--- start ---
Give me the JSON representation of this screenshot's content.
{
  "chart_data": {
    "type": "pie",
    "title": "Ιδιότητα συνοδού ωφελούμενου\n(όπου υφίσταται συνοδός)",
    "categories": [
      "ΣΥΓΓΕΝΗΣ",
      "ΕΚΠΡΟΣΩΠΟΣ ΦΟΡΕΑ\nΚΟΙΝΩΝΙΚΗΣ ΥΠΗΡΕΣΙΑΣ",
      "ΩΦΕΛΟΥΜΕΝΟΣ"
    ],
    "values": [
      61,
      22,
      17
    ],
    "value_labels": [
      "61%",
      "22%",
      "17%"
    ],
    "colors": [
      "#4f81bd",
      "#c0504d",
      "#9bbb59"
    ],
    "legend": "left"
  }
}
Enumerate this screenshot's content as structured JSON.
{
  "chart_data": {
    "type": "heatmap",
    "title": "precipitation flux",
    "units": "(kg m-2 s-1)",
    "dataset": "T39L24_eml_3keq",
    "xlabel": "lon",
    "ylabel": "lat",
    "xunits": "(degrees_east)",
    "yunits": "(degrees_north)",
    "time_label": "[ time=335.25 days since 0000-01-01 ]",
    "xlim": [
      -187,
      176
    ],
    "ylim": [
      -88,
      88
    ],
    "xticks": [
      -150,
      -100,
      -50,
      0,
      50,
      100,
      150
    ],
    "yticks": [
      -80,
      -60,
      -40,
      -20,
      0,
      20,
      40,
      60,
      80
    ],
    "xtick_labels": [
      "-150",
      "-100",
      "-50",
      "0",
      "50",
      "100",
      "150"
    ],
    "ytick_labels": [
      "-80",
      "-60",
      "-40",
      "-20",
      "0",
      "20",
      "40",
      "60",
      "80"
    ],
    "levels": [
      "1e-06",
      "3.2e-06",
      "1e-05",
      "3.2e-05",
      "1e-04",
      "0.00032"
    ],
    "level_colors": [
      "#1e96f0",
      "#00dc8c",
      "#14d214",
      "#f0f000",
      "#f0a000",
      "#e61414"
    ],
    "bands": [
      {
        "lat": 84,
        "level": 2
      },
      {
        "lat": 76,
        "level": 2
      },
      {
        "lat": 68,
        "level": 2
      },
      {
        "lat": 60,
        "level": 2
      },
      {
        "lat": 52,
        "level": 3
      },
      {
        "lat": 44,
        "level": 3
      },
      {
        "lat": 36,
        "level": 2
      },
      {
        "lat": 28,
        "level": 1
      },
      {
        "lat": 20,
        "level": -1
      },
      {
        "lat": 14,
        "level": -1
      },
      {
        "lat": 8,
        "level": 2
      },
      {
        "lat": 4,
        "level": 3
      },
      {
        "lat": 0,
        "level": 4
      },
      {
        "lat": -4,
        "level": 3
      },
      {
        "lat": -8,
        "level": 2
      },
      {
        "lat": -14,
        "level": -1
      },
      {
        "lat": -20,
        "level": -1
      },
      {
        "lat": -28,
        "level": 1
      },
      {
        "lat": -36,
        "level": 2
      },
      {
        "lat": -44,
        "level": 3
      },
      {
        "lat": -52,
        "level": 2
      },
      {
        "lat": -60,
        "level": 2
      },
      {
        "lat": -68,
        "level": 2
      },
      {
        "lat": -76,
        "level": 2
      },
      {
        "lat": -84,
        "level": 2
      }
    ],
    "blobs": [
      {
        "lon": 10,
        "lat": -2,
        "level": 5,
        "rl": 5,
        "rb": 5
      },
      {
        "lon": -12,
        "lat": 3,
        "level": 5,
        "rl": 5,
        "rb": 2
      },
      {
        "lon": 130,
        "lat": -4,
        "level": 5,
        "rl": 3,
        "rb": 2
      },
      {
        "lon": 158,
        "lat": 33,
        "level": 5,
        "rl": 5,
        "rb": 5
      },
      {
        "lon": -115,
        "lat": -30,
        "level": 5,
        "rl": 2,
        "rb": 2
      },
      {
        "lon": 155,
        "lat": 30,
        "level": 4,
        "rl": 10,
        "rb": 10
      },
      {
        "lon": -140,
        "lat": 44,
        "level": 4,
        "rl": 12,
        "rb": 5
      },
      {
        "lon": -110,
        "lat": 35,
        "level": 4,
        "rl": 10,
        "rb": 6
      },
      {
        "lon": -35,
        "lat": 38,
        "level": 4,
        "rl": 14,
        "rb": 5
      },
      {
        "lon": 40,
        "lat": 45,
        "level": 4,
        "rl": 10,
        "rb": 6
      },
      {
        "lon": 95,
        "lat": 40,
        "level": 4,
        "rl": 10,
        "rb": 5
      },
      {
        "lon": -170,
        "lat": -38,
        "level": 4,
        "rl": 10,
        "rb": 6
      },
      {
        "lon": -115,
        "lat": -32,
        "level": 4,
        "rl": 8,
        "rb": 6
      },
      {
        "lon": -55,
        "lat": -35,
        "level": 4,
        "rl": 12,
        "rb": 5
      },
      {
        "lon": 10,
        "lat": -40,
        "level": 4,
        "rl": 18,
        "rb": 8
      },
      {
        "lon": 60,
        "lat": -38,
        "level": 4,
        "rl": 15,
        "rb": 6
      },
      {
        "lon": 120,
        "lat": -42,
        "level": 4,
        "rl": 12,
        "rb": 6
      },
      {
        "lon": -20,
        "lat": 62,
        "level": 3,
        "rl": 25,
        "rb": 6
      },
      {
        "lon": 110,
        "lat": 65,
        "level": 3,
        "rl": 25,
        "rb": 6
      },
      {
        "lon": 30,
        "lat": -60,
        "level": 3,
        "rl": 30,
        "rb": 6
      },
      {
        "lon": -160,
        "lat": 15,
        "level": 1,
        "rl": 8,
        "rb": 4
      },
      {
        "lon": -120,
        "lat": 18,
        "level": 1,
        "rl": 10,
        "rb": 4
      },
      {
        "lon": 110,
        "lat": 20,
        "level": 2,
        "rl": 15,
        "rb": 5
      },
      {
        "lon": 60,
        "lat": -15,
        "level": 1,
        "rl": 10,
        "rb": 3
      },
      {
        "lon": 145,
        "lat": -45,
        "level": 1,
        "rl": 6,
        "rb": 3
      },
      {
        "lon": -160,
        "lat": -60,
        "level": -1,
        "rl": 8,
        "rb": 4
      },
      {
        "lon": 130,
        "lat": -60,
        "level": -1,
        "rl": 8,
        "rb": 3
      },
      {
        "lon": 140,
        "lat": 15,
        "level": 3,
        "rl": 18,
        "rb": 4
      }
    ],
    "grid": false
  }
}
--- end ---
--- start ---
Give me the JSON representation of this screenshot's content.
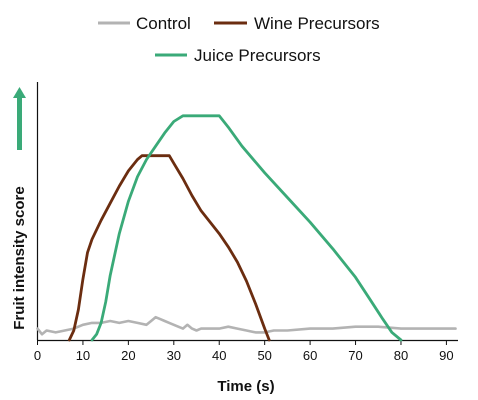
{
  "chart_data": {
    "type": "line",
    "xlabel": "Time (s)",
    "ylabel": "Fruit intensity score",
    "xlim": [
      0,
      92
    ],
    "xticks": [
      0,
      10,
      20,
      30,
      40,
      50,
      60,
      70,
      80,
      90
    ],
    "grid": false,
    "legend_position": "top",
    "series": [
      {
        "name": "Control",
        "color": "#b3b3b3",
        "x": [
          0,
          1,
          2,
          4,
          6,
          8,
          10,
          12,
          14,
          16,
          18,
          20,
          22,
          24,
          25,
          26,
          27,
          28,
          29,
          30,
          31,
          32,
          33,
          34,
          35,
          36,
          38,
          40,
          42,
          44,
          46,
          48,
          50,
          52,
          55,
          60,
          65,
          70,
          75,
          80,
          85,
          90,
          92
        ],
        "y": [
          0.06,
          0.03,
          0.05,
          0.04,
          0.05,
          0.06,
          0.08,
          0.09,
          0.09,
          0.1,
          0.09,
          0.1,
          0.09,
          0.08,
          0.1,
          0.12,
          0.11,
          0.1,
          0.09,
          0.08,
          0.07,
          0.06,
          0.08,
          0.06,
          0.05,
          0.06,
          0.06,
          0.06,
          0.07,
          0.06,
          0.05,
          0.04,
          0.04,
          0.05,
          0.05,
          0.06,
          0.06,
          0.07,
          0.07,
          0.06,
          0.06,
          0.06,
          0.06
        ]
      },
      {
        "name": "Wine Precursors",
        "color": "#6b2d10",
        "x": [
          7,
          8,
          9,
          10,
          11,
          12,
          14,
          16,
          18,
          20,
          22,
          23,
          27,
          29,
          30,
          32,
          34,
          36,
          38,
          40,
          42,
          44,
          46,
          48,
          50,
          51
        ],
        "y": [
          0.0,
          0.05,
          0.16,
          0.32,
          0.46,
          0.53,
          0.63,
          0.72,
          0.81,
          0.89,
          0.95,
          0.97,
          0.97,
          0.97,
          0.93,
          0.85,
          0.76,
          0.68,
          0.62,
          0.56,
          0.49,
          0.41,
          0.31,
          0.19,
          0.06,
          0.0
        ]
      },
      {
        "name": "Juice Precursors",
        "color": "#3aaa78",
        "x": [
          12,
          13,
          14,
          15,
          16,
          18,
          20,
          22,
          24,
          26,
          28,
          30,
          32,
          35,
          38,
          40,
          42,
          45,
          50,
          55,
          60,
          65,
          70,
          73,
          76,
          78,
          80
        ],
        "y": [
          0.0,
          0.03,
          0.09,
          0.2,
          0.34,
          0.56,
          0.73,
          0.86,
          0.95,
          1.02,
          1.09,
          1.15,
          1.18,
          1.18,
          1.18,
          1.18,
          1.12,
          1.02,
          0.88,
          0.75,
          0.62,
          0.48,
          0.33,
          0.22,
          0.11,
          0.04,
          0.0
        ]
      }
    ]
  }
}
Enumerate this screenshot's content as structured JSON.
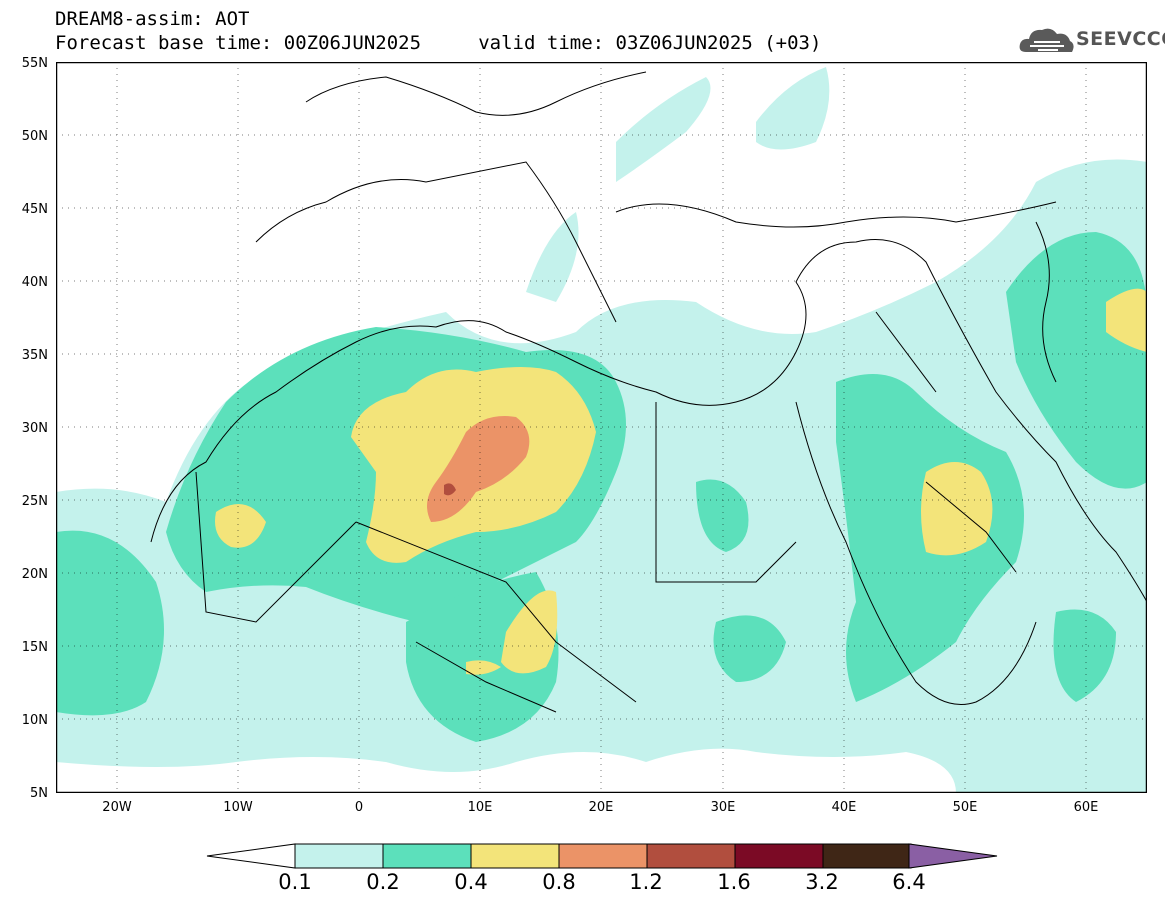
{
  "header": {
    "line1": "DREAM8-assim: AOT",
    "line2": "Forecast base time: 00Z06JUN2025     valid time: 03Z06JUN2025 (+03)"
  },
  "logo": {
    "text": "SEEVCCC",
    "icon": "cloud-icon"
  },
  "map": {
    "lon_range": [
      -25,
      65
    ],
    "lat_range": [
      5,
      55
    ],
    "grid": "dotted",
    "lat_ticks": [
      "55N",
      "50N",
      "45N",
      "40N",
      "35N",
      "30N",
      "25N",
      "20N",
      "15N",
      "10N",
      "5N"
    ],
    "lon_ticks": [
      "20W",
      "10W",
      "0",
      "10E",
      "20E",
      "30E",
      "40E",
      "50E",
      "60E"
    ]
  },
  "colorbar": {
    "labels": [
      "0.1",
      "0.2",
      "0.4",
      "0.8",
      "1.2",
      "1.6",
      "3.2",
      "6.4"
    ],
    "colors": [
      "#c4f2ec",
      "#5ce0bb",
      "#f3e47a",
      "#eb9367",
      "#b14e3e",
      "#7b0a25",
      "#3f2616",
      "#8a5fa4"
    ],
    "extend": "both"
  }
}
--- end ---
* **What you have to do**
Which lines include "name"? Copy each of them out.

* **Complete response**
        "name": "Control",
        "name": "Wine Precursors",
        "name": "Juice Precursors",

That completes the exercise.